▶ [Set problem] Look through the material below for "유의사항". Copy every line that contains it.

▶ [Given data]
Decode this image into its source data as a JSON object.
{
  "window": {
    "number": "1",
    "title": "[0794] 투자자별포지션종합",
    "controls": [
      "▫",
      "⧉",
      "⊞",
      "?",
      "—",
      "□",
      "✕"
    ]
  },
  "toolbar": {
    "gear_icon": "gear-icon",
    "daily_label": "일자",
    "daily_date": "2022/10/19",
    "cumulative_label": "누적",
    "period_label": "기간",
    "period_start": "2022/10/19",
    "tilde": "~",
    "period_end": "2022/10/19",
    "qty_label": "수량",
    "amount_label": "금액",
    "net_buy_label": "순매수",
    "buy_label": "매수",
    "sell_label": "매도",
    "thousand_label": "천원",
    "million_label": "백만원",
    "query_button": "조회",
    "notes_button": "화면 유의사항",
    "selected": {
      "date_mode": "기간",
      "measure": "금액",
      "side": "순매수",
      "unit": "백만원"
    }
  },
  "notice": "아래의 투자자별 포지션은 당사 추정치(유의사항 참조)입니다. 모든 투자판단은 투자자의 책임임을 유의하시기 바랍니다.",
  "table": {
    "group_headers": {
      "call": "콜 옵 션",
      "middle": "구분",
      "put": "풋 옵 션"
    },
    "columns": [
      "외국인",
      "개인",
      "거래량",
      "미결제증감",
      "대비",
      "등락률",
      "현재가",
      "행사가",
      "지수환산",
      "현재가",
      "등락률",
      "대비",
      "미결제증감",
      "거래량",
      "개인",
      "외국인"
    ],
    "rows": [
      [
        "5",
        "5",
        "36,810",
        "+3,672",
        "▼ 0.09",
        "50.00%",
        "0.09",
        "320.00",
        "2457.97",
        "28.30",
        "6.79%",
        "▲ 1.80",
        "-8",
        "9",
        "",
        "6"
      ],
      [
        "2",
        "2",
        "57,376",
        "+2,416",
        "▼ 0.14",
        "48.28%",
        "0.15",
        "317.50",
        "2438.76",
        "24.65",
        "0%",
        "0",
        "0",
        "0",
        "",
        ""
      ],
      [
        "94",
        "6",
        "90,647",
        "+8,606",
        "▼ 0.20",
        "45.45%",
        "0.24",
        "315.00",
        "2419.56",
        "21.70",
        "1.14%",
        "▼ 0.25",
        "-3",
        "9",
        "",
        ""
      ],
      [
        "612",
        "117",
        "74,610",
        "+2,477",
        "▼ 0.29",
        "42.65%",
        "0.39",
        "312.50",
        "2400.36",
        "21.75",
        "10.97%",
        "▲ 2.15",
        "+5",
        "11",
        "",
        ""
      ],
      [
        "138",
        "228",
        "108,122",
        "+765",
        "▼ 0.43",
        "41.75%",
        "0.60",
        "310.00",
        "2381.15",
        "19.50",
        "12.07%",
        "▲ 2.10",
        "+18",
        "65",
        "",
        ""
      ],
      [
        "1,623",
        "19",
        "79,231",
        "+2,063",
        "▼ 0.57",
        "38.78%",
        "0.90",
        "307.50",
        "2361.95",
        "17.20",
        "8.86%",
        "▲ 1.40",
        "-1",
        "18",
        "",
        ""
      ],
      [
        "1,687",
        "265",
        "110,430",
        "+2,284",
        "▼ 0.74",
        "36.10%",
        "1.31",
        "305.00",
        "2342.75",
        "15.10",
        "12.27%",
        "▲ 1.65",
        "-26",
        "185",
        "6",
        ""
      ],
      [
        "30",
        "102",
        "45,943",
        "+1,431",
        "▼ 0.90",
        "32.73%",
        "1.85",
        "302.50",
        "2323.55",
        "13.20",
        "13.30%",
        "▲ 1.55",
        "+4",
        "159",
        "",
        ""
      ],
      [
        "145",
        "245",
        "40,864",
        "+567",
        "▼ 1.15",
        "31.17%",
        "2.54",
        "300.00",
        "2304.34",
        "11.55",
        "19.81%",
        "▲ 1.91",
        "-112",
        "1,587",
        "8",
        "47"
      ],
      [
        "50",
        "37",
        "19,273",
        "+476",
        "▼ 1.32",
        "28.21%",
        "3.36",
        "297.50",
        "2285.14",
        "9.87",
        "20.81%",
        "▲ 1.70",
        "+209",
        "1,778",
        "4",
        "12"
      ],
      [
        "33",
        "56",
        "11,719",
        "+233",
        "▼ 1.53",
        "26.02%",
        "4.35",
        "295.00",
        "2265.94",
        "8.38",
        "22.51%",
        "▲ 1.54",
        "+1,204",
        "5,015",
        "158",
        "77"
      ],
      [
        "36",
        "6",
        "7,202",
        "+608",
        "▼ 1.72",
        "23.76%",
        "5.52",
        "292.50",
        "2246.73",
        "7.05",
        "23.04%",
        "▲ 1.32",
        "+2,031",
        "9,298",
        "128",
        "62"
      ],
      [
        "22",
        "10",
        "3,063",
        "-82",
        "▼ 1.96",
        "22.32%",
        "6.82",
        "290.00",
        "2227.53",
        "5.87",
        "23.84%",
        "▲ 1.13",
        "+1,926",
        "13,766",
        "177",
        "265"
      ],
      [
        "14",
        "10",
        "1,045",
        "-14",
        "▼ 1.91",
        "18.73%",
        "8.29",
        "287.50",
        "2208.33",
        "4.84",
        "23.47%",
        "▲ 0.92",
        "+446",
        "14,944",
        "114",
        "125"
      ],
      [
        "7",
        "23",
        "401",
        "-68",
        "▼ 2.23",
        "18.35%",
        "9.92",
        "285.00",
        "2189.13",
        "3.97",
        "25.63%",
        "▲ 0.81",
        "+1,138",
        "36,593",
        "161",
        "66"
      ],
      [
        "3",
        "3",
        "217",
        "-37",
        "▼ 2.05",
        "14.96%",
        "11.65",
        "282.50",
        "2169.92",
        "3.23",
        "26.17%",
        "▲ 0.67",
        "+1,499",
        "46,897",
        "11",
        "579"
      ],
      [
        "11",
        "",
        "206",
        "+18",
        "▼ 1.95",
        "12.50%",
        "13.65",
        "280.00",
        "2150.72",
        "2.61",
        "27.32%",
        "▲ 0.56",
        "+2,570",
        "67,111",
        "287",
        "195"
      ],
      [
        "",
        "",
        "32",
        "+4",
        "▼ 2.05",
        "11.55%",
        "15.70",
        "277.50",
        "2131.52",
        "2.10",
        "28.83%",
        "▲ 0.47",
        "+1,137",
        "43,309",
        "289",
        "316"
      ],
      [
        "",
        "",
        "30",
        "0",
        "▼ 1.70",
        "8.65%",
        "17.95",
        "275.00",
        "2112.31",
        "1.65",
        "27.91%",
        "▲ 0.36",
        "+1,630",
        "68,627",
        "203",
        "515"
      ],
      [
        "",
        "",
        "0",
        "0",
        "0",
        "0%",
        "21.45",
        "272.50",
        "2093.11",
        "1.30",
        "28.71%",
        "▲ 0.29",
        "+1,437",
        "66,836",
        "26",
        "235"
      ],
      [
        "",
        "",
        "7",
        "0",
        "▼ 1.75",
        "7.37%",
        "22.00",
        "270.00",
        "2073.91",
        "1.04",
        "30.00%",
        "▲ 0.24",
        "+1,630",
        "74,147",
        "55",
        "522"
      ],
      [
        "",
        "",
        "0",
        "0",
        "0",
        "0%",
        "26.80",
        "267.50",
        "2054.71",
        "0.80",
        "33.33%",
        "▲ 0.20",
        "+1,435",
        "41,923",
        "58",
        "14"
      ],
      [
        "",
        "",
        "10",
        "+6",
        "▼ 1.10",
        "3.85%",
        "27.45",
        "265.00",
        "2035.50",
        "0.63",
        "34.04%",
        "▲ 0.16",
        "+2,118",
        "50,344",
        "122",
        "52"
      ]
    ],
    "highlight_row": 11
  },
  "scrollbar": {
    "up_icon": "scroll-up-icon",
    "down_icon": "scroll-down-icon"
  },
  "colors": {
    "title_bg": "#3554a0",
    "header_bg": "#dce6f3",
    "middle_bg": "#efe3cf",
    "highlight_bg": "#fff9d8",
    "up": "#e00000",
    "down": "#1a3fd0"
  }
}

▶ [Reply to the task]
    "notes_button": "화면 유의사항",
  "notice": "아래의 투자자별 포지션은 당사 추정치(유의사항 참조)입니다. 모든 투자판단은 투자자의 책임임을 유의하시기 바랍니다.",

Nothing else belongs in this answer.